DATA EXTRACT start

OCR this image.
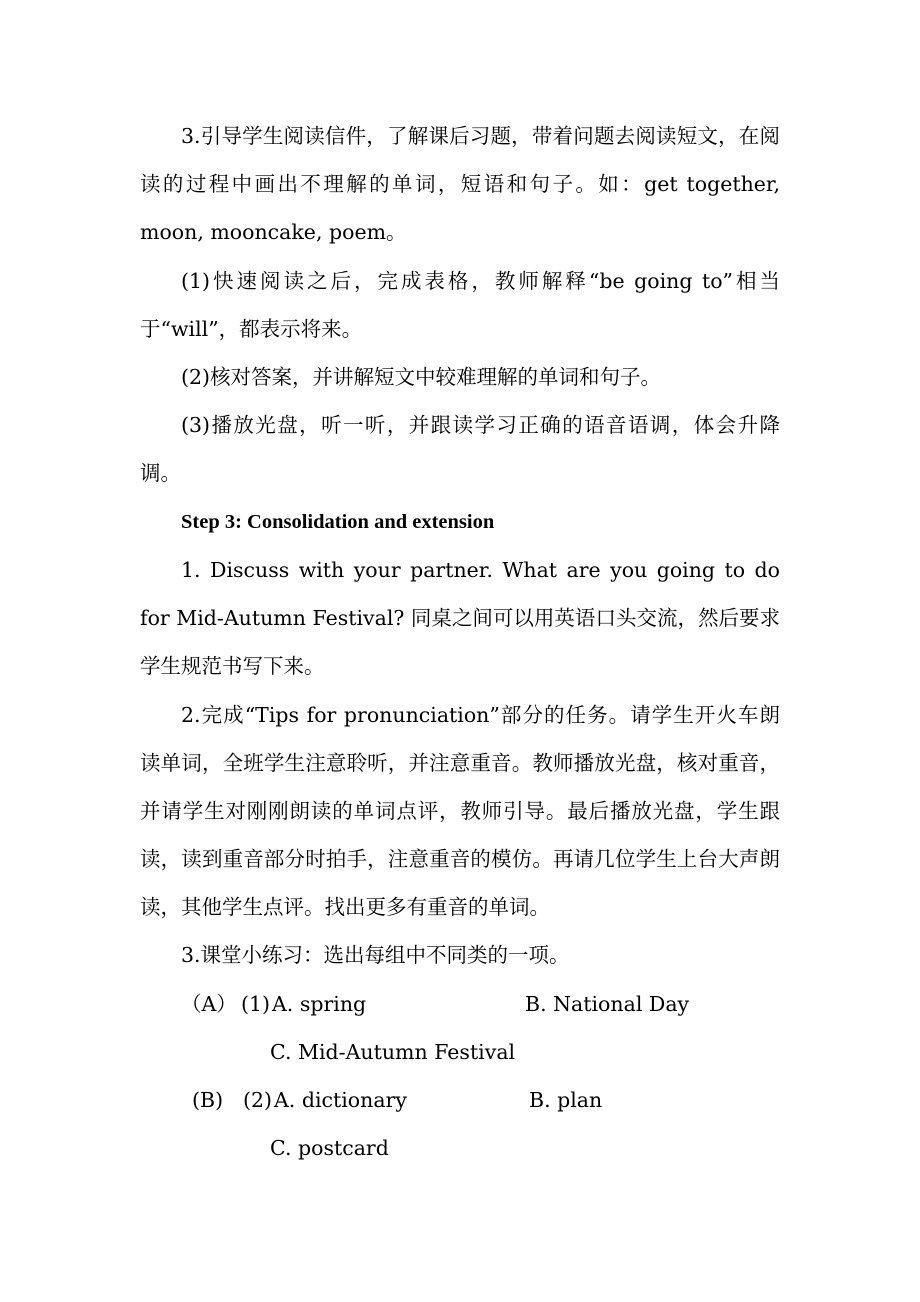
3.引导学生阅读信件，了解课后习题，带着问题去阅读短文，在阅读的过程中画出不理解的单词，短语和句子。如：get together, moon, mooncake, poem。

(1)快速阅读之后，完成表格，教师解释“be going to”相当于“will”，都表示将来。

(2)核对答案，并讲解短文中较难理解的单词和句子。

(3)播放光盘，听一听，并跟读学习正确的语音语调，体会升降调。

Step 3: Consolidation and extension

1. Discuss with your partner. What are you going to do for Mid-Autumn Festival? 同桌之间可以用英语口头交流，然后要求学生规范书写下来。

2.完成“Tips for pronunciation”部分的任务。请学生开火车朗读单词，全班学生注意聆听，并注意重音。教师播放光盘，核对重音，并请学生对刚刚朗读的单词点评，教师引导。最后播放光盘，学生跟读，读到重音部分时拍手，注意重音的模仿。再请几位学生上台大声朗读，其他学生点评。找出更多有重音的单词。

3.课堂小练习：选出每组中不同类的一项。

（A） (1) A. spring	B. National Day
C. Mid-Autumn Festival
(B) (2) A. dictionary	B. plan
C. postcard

DATA EXTRACT end
DATA EXTRACT start

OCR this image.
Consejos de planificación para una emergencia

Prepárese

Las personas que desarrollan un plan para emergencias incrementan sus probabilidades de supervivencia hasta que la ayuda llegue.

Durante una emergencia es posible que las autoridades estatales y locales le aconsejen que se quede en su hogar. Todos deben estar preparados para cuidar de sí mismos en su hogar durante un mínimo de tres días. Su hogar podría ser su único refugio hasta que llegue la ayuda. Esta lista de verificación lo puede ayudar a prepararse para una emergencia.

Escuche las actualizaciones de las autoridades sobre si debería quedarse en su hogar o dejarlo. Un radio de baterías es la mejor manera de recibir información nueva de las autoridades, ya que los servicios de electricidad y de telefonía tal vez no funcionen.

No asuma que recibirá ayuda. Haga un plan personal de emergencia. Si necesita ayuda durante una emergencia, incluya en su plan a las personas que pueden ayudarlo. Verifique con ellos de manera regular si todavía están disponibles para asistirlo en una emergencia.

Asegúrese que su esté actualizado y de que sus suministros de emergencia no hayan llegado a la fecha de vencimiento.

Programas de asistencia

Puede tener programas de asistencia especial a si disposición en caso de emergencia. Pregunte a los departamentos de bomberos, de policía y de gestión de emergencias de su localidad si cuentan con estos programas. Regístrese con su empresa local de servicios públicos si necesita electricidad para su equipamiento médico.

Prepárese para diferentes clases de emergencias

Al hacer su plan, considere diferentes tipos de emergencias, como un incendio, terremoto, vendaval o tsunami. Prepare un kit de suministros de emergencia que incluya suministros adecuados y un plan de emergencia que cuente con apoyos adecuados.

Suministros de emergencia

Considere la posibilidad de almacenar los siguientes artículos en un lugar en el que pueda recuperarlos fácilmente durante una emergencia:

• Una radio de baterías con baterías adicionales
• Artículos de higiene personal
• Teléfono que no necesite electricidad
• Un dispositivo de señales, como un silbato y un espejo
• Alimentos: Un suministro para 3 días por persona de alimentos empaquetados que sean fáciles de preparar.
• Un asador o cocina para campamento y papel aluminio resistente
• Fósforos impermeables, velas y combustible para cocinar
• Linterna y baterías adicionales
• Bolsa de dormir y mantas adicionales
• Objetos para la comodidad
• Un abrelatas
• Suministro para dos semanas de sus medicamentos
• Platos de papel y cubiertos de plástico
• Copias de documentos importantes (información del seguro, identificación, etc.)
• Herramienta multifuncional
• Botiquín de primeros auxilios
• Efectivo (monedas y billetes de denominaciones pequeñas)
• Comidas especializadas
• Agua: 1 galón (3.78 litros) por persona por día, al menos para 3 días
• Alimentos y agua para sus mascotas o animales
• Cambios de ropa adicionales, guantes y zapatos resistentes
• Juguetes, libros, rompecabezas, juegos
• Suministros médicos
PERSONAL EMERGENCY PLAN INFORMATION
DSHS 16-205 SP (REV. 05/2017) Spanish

DATA EXTRACT end
DATA EXTRACT start

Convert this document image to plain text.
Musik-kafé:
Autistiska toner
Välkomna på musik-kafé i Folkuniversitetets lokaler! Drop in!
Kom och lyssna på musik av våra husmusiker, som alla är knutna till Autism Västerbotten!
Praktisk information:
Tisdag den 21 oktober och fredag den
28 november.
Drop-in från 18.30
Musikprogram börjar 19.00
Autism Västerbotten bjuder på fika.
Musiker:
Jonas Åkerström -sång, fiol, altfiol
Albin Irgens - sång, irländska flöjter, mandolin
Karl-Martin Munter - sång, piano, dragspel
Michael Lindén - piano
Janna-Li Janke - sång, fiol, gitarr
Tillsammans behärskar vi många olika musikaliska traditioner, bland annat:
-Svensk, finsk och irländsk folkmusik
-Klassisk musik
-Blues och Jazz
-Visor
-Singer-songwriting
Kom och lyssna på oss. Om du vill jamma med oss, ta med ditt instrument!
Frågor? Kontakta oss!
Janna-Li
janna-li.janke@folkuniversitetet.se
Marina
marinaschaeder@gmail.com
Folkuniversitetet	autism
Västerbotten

DATA EXTRACT end

STATED PROBLEM => Pick out the lines containing the word "diferentes" and show them.

RESPONSE TO THE EXERCISE =>
Prepárese para diferentes clases de emergencias
Al hacer su plan, considere diferentes tipos de emergencias, como un incendio, terremoto, vendaval o tsunami. Prepare un kit de suministros de emergencia que incluya suministros adecuados y un plan de emergencia que cuente con apoyos adecuados.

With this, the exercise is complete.